## [Work to complete]
Make an exact copy of all the entries below, with the pictures left out.

## [Input rows]
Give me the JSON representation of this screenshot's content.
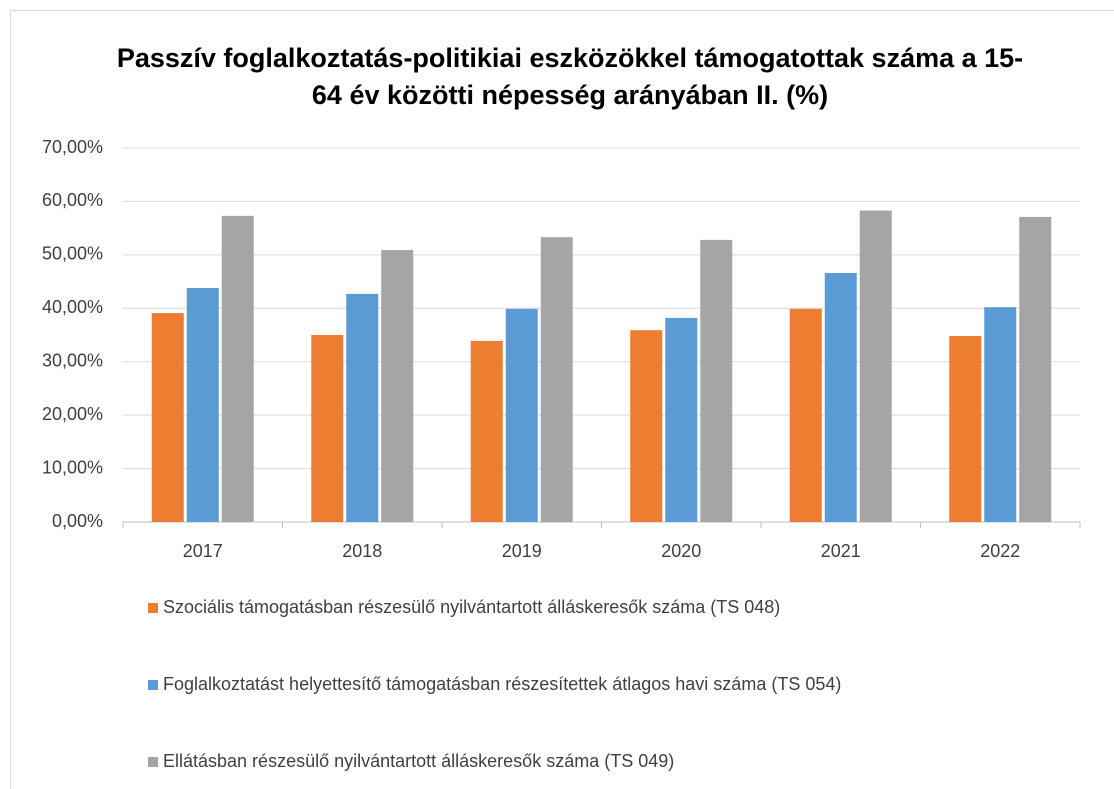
{
  "chart_data": {
    "type": "bar",
    "title": "Passzív foglalkoztatás-politikiai eszközökkel támogatottak száma a 15-64 év közötti népesség  arányában II. (%)",
    "categories": [
      "2017",
      "2018",
      "2019",
      "2020",
      "2021",
      "2022"
    ],
    "series": [
      {
        "name": "Szociális támogatásban részesülő nyilvántartott álláskeresők száma (TS 048)",
        "color": "#ed7d31",
        "values": [
          39.1,
          35.0,
          33.9,
          35.9,
          39.9,
          34.8
        ]
      },
      {
        "name": "Foglalkoztatást helyettesítő támogatásban részesítettek átlagos havi száma (TS 054)",
        "color": "#5b9bd5",
        "values": [
          43.8,
          42.7,
          39.9,
          38.2,
          46.6,
          40.2
        ]
      },
      {
        "name": "Ellátásban részesülő nyilvántartott álláskeresők száma (TS 049)",
        "color": "#a5a5a5",
        "values": [
          57.3,
          50.9,
          53.3,
          52.8,
          58.3,
          57.1
        ]
      }
    ],
    "ylim": [
      0,
      70
    ],
    "yticks": [
      {
        "value": 0,
        "label": "0,00%"
      },
      {
        "value": 10,
        "label": "10,00%"
      },
      {
        "value": 20,
        "label": "20,00%"
      },
      {
        "value": 30,
        "label": "30,00%"
      },
      {
        "value": 40,
        "label": "40,00%"
      },
      {
        "value": 50,
        "label": "50,00%"
      },
      {
        "value": 60,
        "label": "60,00%"
      },
      {
        "value": 70,
        "label": "70,00%"
      }
    ],
    "grid": true,
    "legend": "bottom"
  }
}
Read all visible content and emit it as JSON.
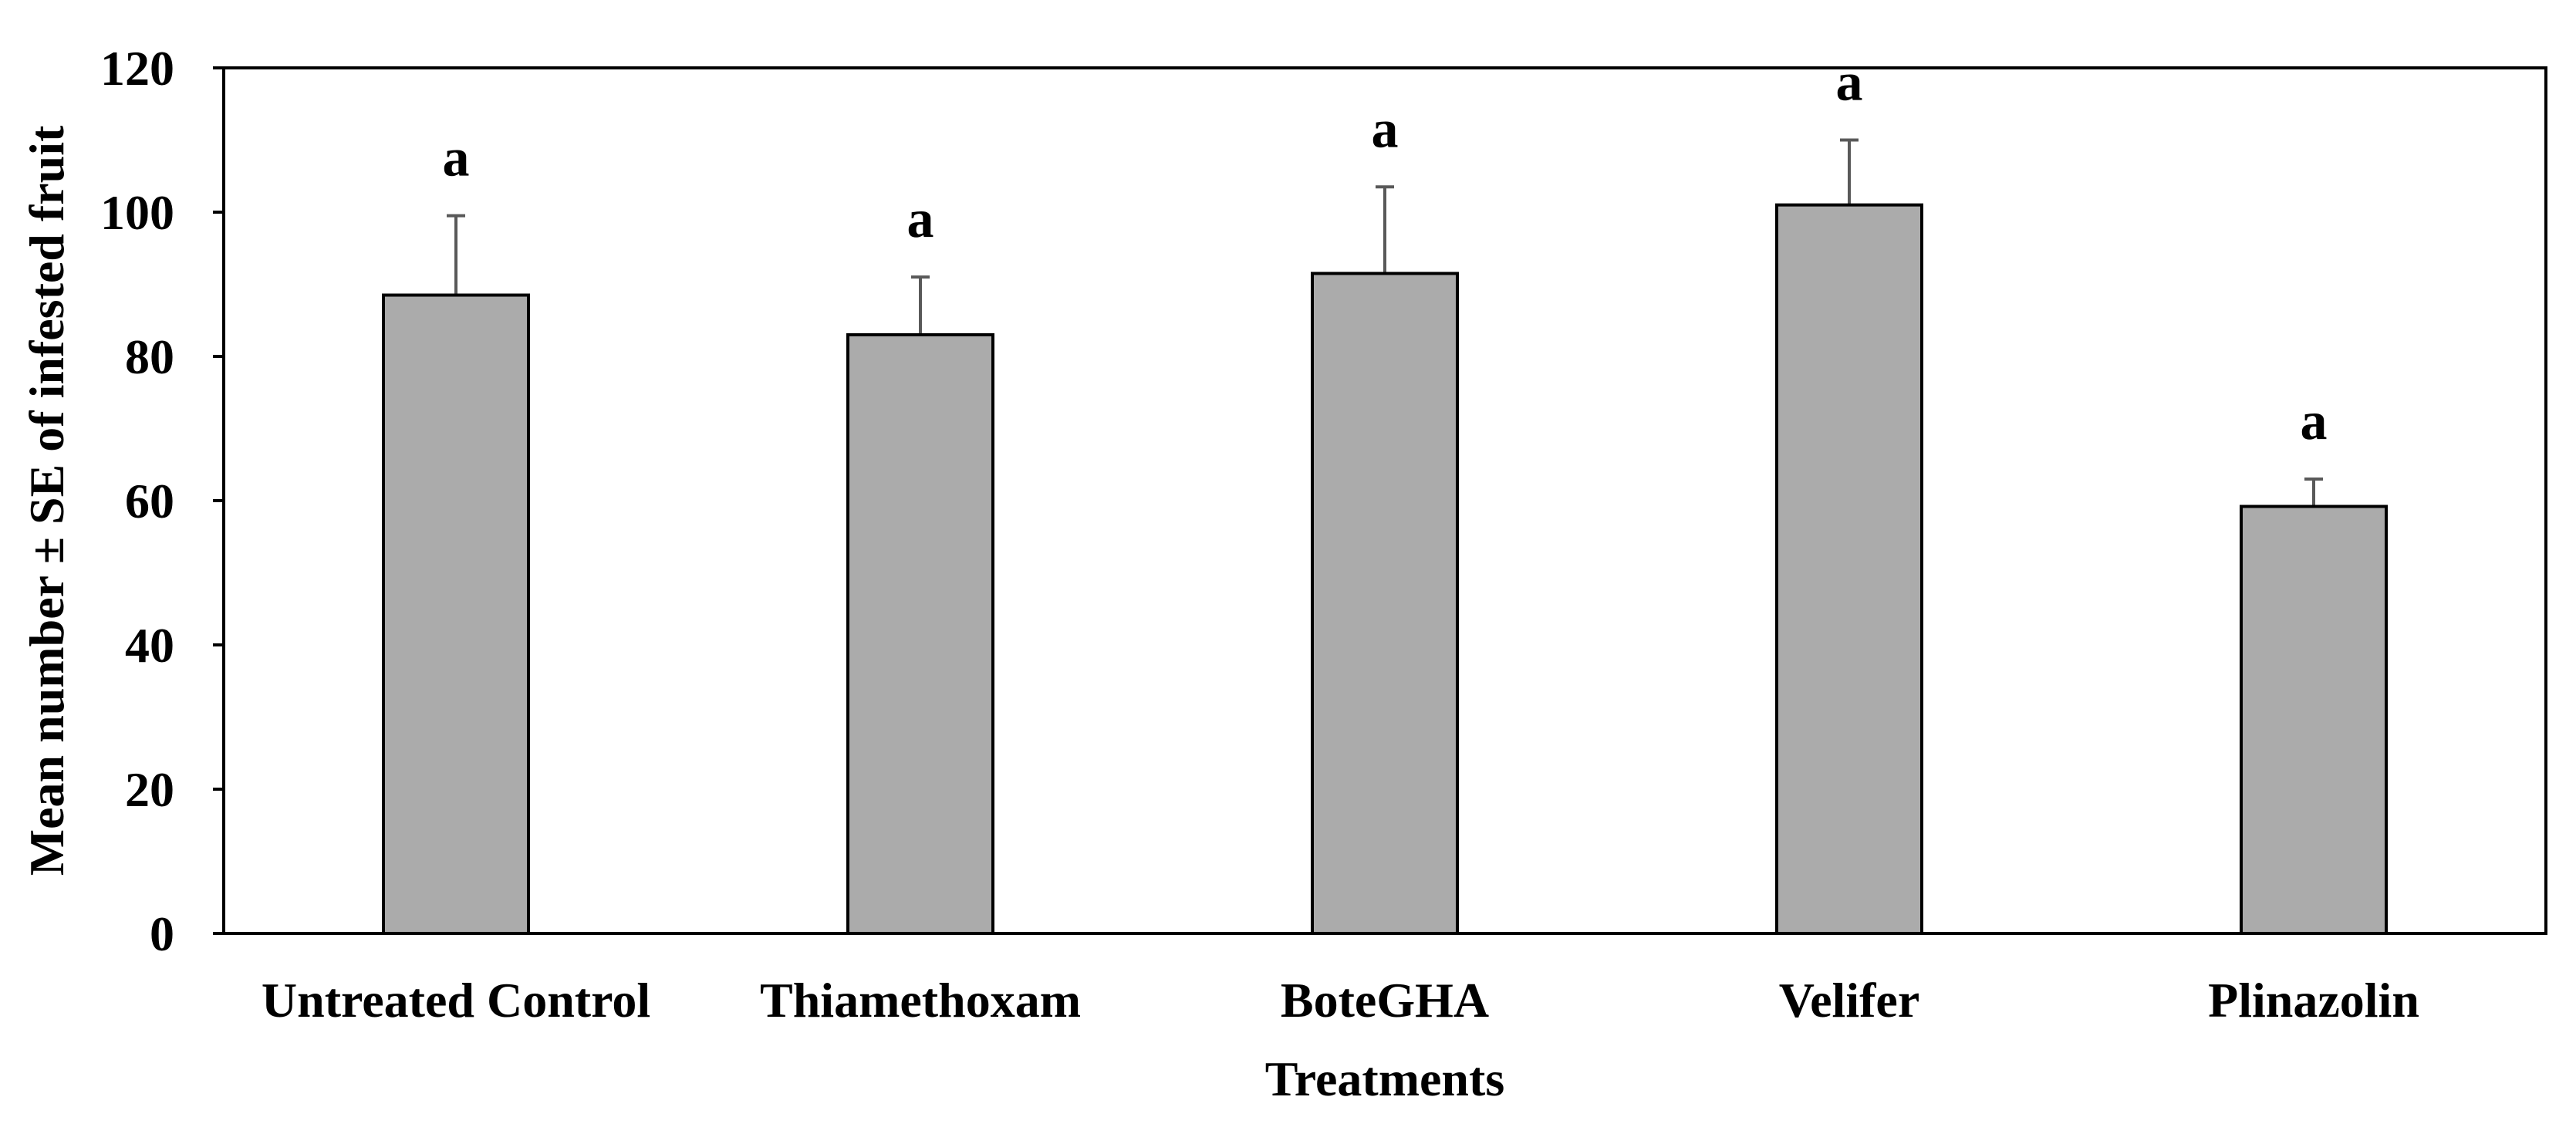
{
  "chart_data": {
    "type": "bar",
    "categories": [
      "Untreated Control",
      "Thiamethoxam",
      "BoteGHA",
      "Velifer",
      "Plinazolin"
    ],
    "values": [
      88.5,
      83,
      91.5,
      101,
      59.2
    ],
    "errors": [
      11,
      8,
      12,
      9,
      3.8
    ],
    "significance": [
      "a",
      "a",
      "a",
      "a",
      "a"
    ],
    "title": "",
    "xlabel": "Treatments",
    "ylabel": "Mean number ± SE of infested fruit",
    "ylim": [
      0,
      120
    ],
    "yticks": [
      0,
      20,
      40,
      60,
      80,
      100,
      120
    ],
    "bar_color": "#ababab",
    "bar_edge_color": "#000000",
    "error_bar_color": "#595959",
    "grid": false
  }
}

## [Response to this task]
Give me the JSON representation of this screenshot's content.
{
  "chart_data": {
    "type": "bar",
    "title": "Passzív foglalkoztatás-politikiai eszközökkel támogatottak száma a 15-64 év közötti népesség  arányában II. (%)",
    "categories": [
      "2017",
      "2018",
      "2019",
      "2020",
      "2021",
      "2022"
    ],
    "series": [
      {
        "name": "Szociális támogatásban részesülő nyilvántartott álláskeresők száma (TS 048)",
        "color": "#ed7d31",
        "values": [
          39.1,
          35.0,
          33.9,
          35.9,
          39.9,
          34.8
        ]
      },
      {
        "name": "Foglalkoztatást helyettesítő támogatásban részesítettek átlagos havi száma (TS 054)",
        "color": "#5b9bd5",
        "values": [
          43.8,
          42.7,
          39.9,
          38.2,
          46.6,
          40.2
        ]
      },
      {
        "name": "Ellátásban részesülő nyilvántartott álláskeresők száma (TS 049)",
        "color": "#a5a5a5",
        "values": [
          57.3,
          50.9,
          53.3,
          52.8,
          58.3,
          57.1
        ]
      }
    ],
    "ylim": [
      0,
      70
    ],
    "yticks": [
      {
        "value": 0,
        "label": "0,00%"
      },
      {
        "value": 10,
        "label": "10,00%"
      },
      {
        "value": 20,
        "label": "20,00%"
      },
      {
        "value": 30,
        "label": "30,00%"
      },
      {
        "value": 40,
        "label": "40,00%"
      },
      {
        "value": 50,
        "label": "50,00%"
      },
      {
        "value": 60,
        "label": "60,00%"
      },
      {
        "value": 70,
        "label": "70,00%"
      }
    ],
    "grid": true,
    "legend": "bottom"
  }
}
Read all visible content and emit it as JSON.
{
  "chart_data": {
    "type": "bar",
    "categories": [
      "Untreated Control",
      "Thiamethoxam",
      "BoteGHA",
      "Velifer",
      "Plinazolin"
    ],
    "values": [
      88.5,
      83,
      91.5,
      101,
      59.2
    ],
    "errors": [
      11,
      8,
      12,
      9,
      3.8
    ],
    "significance": [
      "a",
      "a",
      "a",
      "a",
      "a"
    ],
    "title": "",
    "xlabel": "Treatments",
    "ylabel": "Mean number ± SE of infested fruit",
    "ylim": [
      0,
      120
    ],
    "yticks": [
      0,
      20,
      40,
      60,
      80,
      100,
      120
    ],
    "bar_color": "#ababab",
    "bar_edge_color": "#000000",
    "error_bar_color": "#595959",
    "grid": false
  }
}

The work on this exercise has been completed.